[WORK INSTRUCTIONS] Copy, from the entries below, each line where the word "诗篇综览" can be found.

[EXERCISE INPUT]
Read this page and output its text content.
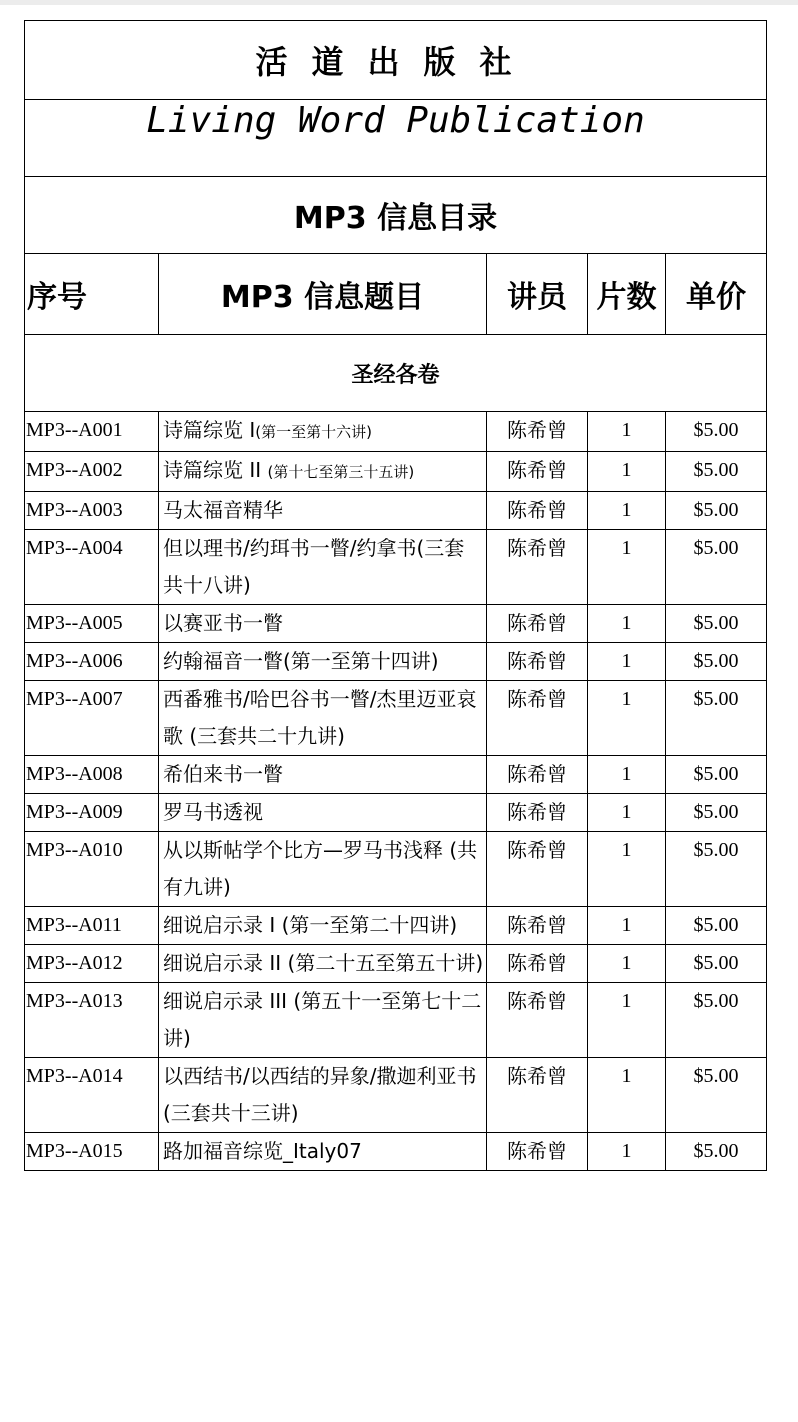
活道出版社				
Living Word Publication				
MP3 信息目录				
序号	MP3 信息题目	讲员	片数	单价
圣经各卷				
MP3--A001	诗篇综览 I(第一至第十六讲)	陈希曾	1	$5.00
MP3--A002	诗篇综览 II (第十七至第三十五讲)	陈希曾	1	$5.00
MP3--A003	马太福音精华	陈希曾	1	$5.00
MP3--A004	但以理书/约珥书一瞥/约拿书(三套共十八讲)	陈希曾	1	$5.00
MP3--A005	以赛亚书一瞥	陈希曾	1	$5.00
MP3--A006	约翰福音一瞥(第一至第十四讲)	陈希曾	1	$5.00
MP3--A007	西番雅书/哈巴谷书一瞥/杰里迈亚哀歌 (三套共二十九讲)	陈希曾	1	$5.00
MP3--A008	希伯来书一瞥	陈希曾	1	$5.00
MP3--A009	罗马书透视	陈希曾	1	$5.00
MP3--A010	从以斯帖学个比方—罗马书浅释 (共有九讲)	陈希曾	1	$5.00
MP3--A011	细说启示录 I (第一至第二十四讲)	陈希曾	1	$5.00
MP3--A012	细说启示录 II (第二十五至第五十讲)	陈希曾	1	$5.00
MP3--A013	细说启示录 III (第五十一至第七十二讲)	陈希曾	1	$5.00
MP3--A014	以西结书/以西结的异象/撒迦利亚书 (三套共十三讲)	陈希曾	1	$5.00
MP3--A015	路加福音综览_Italy07	陈希曾	1	$5.00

[IN RESPONSE]
MP3--A001	诗篇综览 I(第一至第十六讲)	陈希曾	1	$5.00
MP3--A002	诗篇综览 II (第十七至第三十五讲)	陈希曾	1	$5.00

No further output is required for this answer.